▸ MATERIAL FOR THIS EXERCISE
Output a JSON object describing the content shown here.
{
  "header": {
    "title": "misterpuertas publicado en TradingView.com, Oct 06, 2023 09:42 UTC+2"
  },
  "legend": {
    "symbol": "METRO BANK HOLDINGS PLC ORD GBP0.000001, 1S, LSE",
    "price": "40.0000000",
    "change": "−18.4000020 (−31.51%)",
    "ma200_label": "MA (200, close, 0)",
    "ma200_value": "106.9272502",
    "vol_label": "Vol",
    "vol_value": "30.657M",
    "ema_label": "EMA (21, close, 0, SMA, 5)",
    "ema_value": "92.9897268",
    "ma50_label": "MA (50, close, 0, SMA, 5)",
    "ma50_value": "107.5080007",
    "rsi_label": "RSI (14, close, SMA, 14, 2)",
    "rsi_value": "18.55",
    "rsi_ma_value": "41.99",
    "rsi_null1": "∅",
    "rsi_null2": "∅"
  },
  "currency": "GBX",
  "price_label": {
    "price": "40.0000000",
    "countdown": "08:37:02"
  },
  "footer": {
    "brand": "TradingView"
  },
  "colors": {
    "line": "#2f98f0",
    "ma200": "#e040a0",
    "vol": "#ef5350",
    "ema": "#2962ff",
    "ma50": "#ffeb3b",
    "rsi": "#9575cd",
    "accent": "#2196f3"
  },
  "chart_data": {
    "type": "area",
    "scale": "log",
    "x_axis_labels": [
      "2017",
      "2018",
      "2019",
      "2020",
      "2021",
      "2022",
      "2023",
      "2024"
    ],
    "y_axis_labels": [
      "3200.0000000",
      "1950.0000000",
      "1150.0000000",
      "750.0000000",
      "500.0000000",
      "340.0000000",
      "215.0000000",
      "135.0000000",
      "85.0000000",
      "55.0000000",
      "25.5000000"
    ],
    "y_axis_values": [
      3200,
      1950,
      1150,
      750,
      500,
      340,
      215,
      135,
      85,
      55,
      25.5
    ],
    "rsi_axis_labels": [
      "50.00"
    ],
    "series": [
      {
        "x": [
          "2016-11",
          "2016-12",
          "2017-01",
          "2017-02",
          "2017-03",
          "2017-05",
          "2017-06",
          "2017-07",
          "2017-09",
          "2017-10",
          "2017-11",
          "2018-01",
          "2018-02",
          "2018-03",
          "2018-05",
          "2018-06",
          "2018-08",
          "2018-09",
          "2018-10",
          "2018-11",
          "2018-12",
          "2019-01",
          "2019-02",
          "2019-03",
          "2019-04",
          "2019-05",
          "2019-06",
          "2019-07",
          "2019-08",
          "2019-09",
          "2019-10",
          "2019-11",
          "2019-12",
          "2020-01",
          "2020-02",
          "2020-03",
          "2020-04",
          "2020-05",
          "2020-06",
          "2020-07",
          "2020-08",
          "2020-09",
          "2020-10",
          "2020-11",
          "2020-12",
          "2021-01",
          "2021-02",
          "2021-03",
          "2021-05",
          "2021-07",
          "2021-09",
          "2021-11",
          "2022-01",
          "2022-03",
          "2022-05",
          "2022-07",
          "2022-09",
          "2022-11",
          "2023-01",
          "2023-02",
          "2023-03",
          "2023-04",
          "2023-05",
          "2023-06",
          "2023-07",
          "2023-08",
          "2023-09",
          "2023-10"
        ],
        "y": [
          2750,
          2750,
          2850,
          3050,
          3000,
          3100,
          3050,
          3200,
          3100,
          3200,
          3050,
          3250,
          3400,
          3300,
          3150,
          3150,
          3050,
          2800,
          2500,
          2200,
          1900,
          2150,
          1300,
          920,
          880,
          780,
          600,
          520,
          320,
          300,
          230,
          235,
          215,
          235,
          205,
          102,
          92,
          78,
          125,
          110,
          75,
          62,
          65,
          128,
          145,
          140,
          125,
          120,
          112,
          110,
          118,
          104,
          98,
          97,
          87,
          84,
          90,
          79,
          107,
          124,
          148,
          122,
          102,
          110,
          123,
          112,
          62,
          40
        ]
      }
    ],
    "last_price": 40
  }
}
---
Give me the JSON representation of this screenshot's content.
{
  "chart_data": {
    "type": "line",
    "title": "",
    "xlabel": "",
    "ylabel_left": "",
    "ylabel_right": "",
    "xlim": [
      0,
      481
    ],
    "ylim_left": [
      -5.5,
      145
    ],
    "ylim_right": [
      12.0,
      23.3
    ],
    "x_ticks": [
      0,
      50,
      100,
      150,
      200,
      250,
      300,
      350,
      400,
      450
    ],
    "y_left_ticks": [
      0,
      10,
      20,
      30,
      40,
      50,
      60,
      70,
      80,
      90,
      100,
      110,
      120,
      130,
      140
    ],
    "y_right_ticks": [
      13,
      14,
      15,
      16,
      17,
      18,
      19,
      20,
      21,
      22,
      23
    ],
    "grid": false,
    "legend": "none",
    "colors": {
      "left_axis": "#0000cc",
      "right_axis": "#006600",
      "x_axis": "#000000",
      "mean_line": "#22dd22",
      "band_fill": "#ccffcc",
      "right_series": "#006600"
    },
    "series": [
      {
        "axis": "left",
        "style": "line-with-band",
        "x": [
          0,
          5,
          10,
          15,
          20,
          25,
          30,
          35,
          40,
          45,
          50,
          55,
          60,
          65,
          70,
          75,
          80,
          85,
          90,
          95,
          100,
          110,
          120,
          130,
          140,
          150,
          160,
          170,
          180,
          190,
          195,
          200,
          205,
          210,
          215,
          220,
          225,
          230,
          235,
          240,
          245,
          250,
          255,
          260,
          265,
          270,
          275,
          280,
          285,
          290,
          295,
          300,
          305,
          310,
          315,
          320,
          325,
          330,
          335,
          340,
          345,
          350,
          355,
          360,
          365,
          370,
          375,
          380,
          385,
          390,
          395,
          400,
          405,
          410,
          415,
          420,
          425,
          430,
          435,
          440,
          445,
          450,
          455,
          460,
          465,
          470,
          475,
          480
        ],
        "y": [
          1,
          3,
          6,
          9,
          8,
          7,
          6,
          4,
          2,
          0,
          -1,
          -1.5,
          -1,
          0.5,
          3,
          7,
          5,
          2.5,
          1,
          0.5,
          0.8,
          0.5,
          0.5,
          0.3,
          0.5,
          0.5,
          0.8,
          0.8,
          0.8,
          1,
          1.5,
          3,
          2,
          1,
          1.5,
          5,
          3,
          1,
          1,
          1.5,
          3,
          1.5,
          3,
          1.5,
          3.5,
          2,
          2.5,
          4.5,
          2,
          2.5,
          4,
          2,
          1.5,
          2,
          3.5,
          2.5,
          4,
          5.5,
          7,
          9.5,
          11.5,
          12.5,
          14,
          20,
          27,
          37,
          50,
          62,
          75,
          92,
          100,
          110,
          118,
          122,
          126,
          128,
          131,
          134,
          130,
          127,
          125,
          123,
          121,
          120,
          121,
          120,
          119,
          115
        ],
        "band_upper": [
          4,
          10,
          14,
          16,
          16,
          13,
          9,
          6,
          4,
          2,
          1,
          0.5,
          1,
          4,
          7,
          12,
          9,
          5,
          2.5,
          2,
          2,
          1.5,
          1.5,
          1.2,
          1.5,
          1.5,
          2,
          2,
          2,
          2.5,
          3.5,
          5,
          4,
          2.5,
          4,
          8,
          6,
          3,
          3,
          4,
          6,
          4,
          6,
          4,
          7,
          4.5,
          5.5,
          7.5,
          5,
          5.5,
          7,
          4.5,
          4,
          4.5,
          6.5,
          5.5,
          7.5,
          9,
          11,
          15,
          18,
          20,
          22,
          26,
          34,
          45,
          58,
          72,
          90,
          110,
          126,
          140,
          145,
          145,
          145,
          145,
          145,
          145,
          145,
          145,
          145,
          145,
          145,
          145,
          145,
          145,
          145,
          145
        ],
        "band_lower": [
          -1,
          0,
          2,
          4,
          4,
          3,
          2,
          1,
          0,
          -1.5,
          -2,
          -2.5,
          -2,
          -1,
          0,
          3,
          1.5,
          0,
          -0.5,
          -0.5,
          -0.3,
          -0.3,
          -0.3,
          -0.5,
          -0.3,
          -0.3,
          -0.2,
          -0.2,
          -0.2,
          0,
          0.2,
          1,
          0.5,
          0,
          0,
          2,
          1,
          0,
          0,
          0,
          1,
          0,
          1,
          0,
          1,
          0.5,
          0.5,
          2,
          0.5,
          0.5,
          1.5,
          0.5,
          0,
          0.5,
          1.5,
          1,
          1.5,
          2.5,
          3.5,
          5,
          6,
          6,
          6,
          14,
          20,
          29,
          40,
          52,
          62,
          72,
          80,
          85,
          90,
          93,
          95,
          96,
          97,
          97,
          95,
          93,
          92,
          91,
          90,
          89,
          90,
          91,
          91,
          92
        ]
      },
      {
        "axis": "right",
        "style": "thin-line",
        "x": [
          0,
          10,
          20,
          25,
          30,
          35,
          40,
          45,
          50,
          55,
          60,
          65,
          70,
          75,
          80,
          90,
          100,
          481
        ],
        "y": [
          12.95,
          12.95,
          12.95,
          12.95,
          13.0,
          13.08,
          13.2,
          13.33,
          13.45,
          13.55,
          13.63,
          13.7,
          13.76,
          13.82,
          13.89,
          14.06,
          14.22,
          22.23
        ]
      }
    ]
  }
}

▸ WORK INSTRUCTIONS
For each line above that contains the word "content", copy that line.

▸ WORKED ANSWER
Output a JSON object describing the content shown here.
Give me the JSON representation of this screenshot's content.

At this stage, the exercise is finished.